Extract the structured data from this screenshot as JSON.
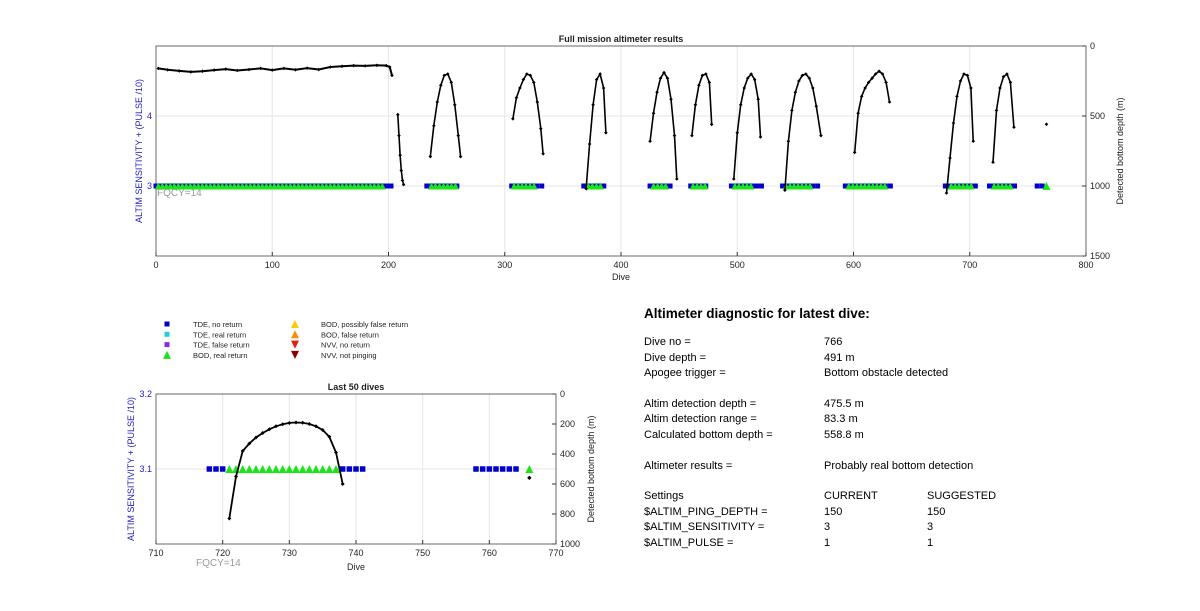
{
  "colors": {
    "tde_no_return": "#0000cc",
    "tde_real_return": "#22cfd8",
    "tde_false_return": "#8a2be2",
    "bod_real_return": "#19e619",
    "bod_possibly_false_return": "#ffcc00",
    "bod_false_return": "#ff8c00",
    "nvv_no_return": "#e02010",
    "nvv_not_pinging": "#8b0000",
    "depth_line": "#000000",
    "left_axis_label": "#1f1fbf",
    "annotation": "#999999"
  },
  "chart_data": [
    {
      "type": "scatter",
      "title": "Full mission altimeter results",
      "xlabel": "Dive",
      "ylabel": "ALTIM SENSITIVITY + (PULSE /10)",
      "y2label": "Detected bottom depth (m)",
      "xlim": [
        0,
        800
      ],
      "ylim": [
        2,
        5
      ],
      "y2lim": [
        0,
        1500
      ],
      "y2_reversed": true,
      "xticks": [
        "0",
        "100",
        "200",
        "300",
        "400",
        "500",
        "600",
        "700",
        "800"
      ],
      "yticks": [
        "3",
        "4"
      ],
      "y2ticks": [
        "0",
        "500",
        "1000",
        "1500"
      ],
      "grid": true,
      "annotation": "FQCY=14",
      "tde_no_return_segments": [
        [
          0,
          205
        ],
        [
          233,
          263
        ],
        [
          306,
          334
        ],
        [
          368,
          387
        ],
        [
          425,
          446
        ],
        [
          460,
          477
        ],
        [
          495,
          521
        ],
        [
          539,
          573
        ],
        [
          593,
          636
        ],
        [
          679,
          707
        ],
        [
          717,
          741
        ],
        [
          758,
          764
        ]
      ],
      "bod_real_return_segments": [
        [
          2,
          198
        ],
        [
          237,
          260
        ],
        [
          308,
          328
        ],
        [
          372,
          384
        ],
        [
          428,
          441
        ],
        [
          462,
          474
        ],
        [
          498,
          515
        ],
        [
          542,
          566
        ],
        [
          596,
          628
        ],
        [
          684,
          702
        ],
        [
          721,
          738
        ]
      ],
      "bod_real_return_points": [
        766
      ],
      "depth_arcs": [
        {
          "x": [
            208,
            209,
            210,
            211,
            212,
            213
          ],
          "depth": [
            490,
            640,
            780,
            890,
            960,
            990
          ]
        },
        {
          "x": [
            236,
            239,
            242,
            245,
            248,
            251,
            254,
            257,
            260,
            262
          ],
          "depth": [
            790,
            570,
            400,
            280,
            210,
            200,
            260,
            420,
            640,
            790
          ]
        },
        {
          "x": [
            307,
            310,
            313,
            316,
            319,
            322,
            325,
            328,
            331,
            333
          ],
          "depth": [
            520,
            370,
            300,
            240,
            200,
            210,
            260,
            400,
            590,
            770
          ]
        },
        {
          "x": [
            370,
            373,
            376,
            379,
            382,
            385,
            387
          ],
          "depth": [
            1020,
            700,
            420,
            240,
            200,
            300,
            620
          ]
        },
        {
          "x": [
            425,
            428,
            431,
            434,
            437,
            440,
            443,
            446,
            448
          ],
          "depth": [
            680,
            480,
            330,
            230,
            190,
            230,
            380,
            640,
            950
          ]
        },
        {
          "x": [
            461,
            464,
            467,
            470,
            473,
            476,
            478
          ],
          "depth": [
            640,
            420,
            280,
            210,
            200,
            260,
            560
          ]
        },
        {
          "x": [
            497,
            500,
            503,
            506,
            509,
            512,
            515,
            518,
            520
          ],
          "depth": [
            950,
            620,
            420,
            300,
            230,
            200,
            240,
            380,
            650
          ]
        },
        {
          "x": [
            541,
            544,
            547,
            550,
            553,
            556,
            559,
            562,
            565,
            568,
            572
          ],
          "depth": [
            1030,
            680,
            460,
            330,
            250,
            210,
            200,
            230,
            300,
            430,
            640
          ]
        },
        {
          "x": [
            601,
            604,
            607,
            610,
            613,
            616,
            619,
            622,
            625,
            628,
            631
          ],
          "depth": [
            760,
            480,
            360,
            300,
            260,
            230,
            200,
            180,
            200,
            260,
            400
          ]
        },
        {
          "x": [
            680,
            683,
            686,
            689,
            692,
            695,
            698,
            701,
            703
          ],
          "depth": [
            1050,
            800,
            550,
            360,
            250,
            200,
            210,
            300,
            680
          ]
        },
        {
          "x": [
            720,
            723,
            726,
            729,
            732,
            735,
            738
          ],
          "depth": [
            830,
            460,
            300,
            220,
            200,
            260,
            580
          ]
        },
        {
          "x": [
            766
          ],
          "depth": [
            558.8
          ]
        }
      ],
      "surface_depth_trace": {
        "x": [
          2,
          10,
          20,
          30,
          40,
          50,
          60,
          70,
          80,
          90,
          100,
          110,
          120,
          130,
          140,
          150,
          160,
          170,
          180,
          190,
          198,
          201,
          203
        ],
        "depth": [
          160,
          170,
          178,
          185,
          180,
          172,
          165,
          175,
          168,
          160,
          172,
          160,
          170,
          158,
          168,
          150,
          145,
          140,
          142,
          138,
          140,
          150,
          210
        ]
      }
    },
    {
      "type": "scatter",
      "title": "Last 50 dives",
      "xlabel": "Dive",
      "ylabel": "ALTIM SENSITIVITY + (PULSE /10)",
      "y2label": "Detected bottom depth (m)",
      "xlim": [
        710,
        770
      ],
      "ylim": [
        3.0,
        3.2
      ],
      "y2lim": [
        0,
        1000
      ],
      "y2_reversed": true,
      "xticks": [
        "710",
        "720",
        "730",
        "740",
        "750",
        "760",
        "770"
      ],
      "yticks": [
        "3.1",
        "3.2"
      ],
      "y2ticks": [
        "0",
        "200",
        "400",
        "600",
        "800",
        "1000"
      ],
      "grid": true,
      "annotation": "FQCY=14",
      "tde_no_return": {
        "x": [
          718,
          719,
          720,
          738,
          739,
          740,
          741,
          758,
          759,
          760,
          761,
          762,
          763,
          764
        ],
        "y": 3.1
      },
      "bod_real_return": {
        "x": [
          721,
          722,
          723,
          724,
          725,
          726,
          727,
          728,
          729,
          730,
          731,
          732,
          733,
          734,
          735,
          736,
          737,
          766
        ],
        "y": 3.1
      },
      "depth_arc": {
        "x": [
          721,
          722,
          723,
          724,
          725,
          726,
          727,
          728,
          729,
          730,
          731,
          732,
          733,
          734,
          735,
          736,
          737,
          738
        ],
        "depth": [
          830,
          550,
          380,
          330,
          290,
          260,
          235,
          215,
          202,
          193,
          190,
          192,
          200,
          215,
          240,
          285,
          390,
          600
        ]
      },
      "depth_point": {
        "x": [
          766
        ],
        "depth": [
          558.8
        ]
      }
    }
  ],
  "legend": {
    "items": [
      {
        "label": "TDE, no return",
        "marker": "square",
        "color": "#0000cc"
      },
      {
        "label": "TDE, real return",
        "marker": "square",
        "color": "#22cfd8"
      },
      {
        "label": "TDE, false return",
        "marker": "square",
        "color": "#8a2be2"
      },
      {
        "label": "BOD, real return",
        "marker": "triangle-up",
        "color": "#19e619"
      },
      {
        "label": "BOD, possibly false return",
        "marker": "triangle-up",
        "color": "#ffcc00"
      },
      {
        "label": "BOD, false return",
        "marker": "triangle-up",
        "color": "#ff8c00"
      },
      {
        "label": "NVV, no return",
        "marker": "triangle-down",
        "color": "#e02010"
      },
      {
        "label": "NVV, not pinging",
        "marker": "triangle-down",
        "color": "#8b0000"
      }
    ]
  },
  "diagnostic": {
    "title": "Altimeter diagnostic for latest dive:",
    "dive_no_label": "Dive no =",
    "dive_no_value": "766",
    "dive_depth_label": "Dive depth =",
    "dive_depth_value": "491 m",
    "apogee_label": "Apogee trigger =",
    "apogee_value": "Bottom obstacle detected",
    "altim_depth_label": "Altim detection depth =",
    "altim_depth_value": "475.5 m",
    "altim_range_label": "Altim detection range =",
    "altim_range_value": "83.3 m",
    "calc_bottom_label": "Calculated bottom depth =",
    "calc_bottom_value": "558.8 m",
    "results_label": "Altimeter results =",
    "results_value": "Probably real bottom detection",
    "settings_label": "Settings",
    "current_label": "CURRENT",
    "suggested_label": "SUGGESTED",
    "ping_depth_label": "$ALTIM_PING_DEPTH =",
    "ping_depth_current": "150",
    "ping_depth_suggested": "150",
    "sensitivity_label": "$ALTIM_SENSITIVITY =",
    "sensitivity_current": "3",
    "sensitivity_suggested": "3",
    "pulse_label": "$ALTIM_PULSE =",
    "pulse_current": "1",
    "pulse_suggested": "1"
  }
}
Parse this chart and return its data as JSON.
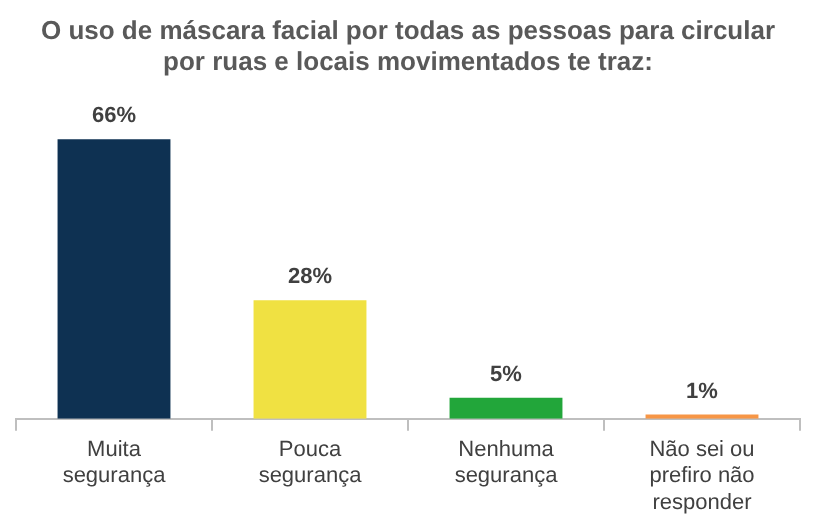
{
  "chart_data": {
    "type": "bar",
    "title": "O uso de máscara facial por todas as pessoas para circular por ruas e locais movimentados te traz:",
    "categories": [
      "Muita segurança",
      "Pouca segurança",
      "Nenhuma segurança",
      "Não sei ou prefiro não responder"
    ],
    "values": [
      66,
      28,
      5,
      1
    ],
    "colors": [
      "#0e3152",
      "#f0e142",
      "#22a63a",
      "#f79646"
    ],
    "value_labels": [
      "66%",
      "28%",
      "5%",
      "1%"
    ]
  }
}
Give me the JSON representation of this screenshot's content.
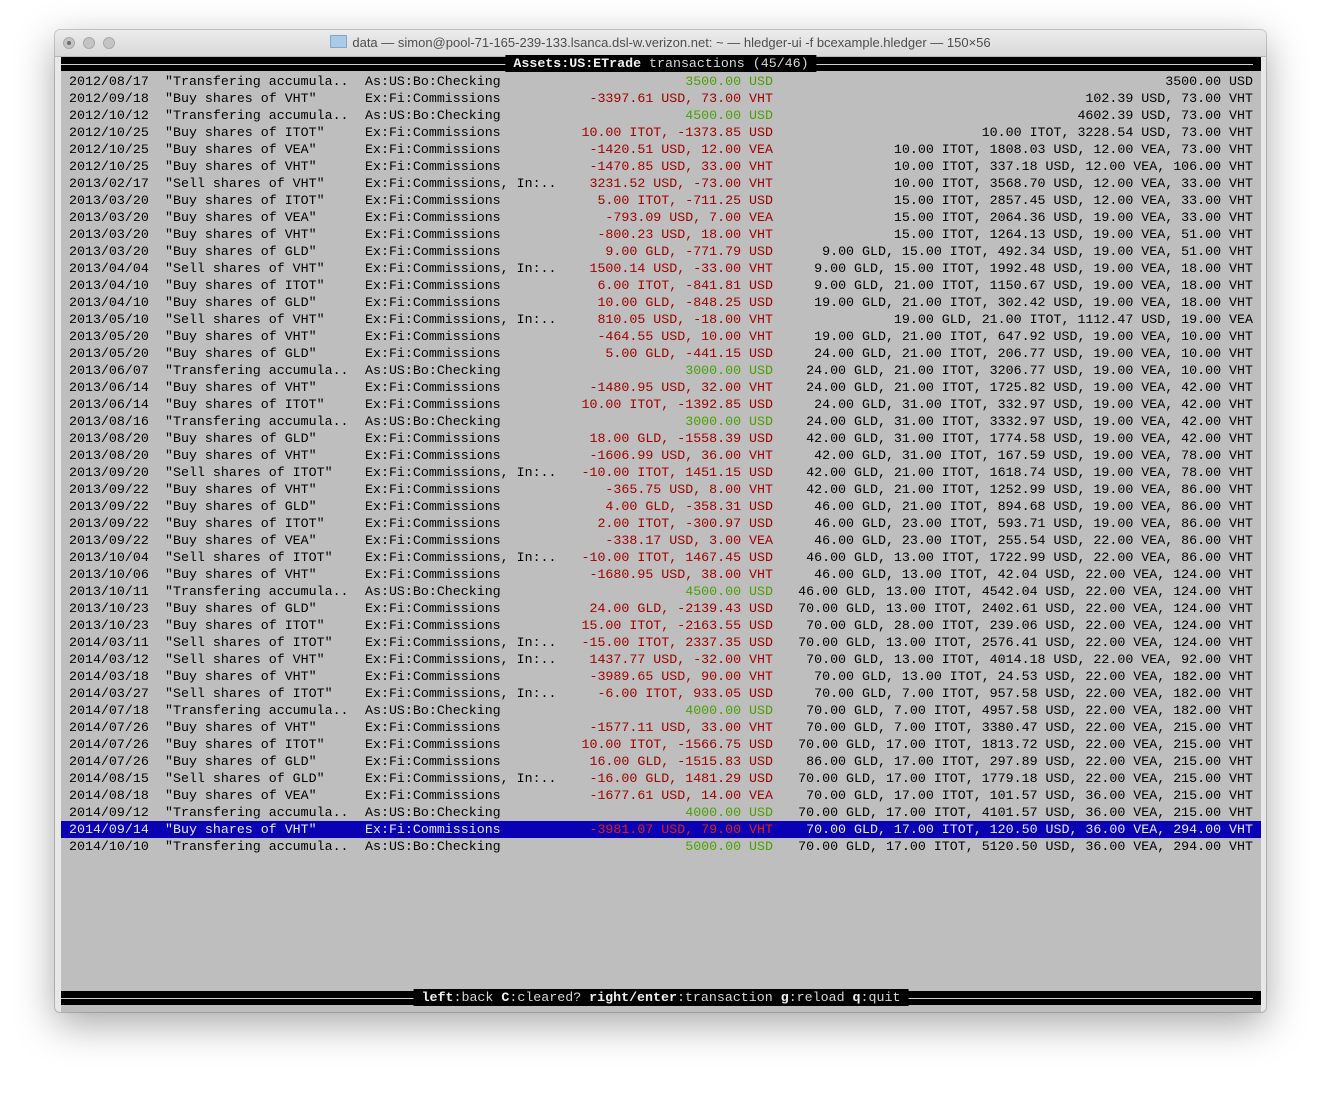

* Goal: From the listing, copy each line containing the word "this".

* Reply to the task:
Extract the structured data from this screenshot as JSON.
Parse this chart and return its data as JSON.
Give me the JSON representation of this screenshot's content.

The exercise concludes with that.